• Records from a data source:
* * * * * * *

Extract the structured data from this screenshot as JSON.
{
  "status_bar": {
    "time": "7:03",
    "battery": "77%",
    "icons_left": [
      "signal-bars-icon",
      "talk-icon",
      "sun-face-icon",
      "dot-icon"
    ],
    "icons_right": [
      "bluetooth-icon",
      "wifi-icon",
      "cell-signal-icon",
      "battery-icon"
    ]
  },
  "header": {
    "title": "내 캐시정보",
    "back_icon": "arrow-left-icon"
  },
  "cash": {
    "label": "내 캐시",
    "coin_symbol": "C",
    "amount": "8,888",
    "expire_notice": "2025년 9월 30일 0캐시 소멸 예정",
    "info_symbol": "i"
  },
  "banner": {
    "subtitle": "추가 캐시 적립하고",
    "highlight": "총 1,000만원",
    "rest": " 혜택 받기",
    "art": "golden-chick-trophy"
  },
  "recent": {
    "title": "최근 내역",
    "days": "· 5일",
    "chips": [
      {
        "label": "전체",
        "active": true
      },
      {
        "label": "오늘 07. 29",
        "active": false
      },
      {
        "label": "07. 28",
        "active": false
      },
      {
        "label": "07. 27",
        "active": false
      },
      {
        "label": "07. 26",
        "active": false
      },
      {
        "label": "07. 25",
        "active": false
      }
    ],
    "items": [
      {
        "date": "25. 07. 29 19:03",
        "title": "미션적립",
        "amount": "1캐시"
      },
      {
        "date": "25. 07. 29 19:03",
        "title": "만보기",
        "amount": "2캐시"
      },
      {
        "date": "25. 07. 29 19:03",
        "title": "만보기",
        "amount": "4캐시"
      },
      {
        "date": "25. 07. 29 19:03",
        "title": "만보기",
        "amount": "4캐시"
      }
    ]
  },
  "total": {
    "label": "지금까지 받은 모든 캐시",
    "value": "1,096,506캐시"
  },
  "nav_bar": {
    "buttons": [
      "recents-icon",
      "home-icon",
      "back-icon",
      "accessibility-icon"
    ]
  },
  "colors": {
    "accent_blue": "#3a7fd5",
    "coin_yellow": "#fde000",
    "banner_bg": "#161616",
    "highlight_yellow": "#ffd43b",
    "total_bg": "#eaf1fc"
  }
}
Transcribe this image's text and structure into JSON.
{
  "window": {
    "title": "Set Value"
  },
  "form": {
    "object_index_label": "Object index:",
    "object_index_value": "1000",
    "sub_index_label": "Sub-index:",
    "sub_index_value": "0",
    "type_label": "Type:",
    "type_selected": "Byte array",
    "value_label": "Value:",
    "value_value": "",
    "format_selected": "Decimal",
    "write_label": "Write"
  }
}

* * * * * * *

• TASK INSTRUCTIONS: Give again, word for word, every line from the one holding "Transcribe this image's" to the end of the data.

• TASK ANSWER:
Transcribe this image's text and structure into JSON.
{
  "window": {
    "title": "Set Value"
  },
  "form": {
    "object_index_label": "Object index:",
    "object_index_value": "1000",
    "sub_index_label": "Sub-index:",
    "sub_index_value": "0",
    "type_label": "Type:",
    "type_selected": "Byte array",
    "value_label": "Value:",
    "value_value": "",
    "format_selected": "Decimal",
    "write_label": "Write"
  }
}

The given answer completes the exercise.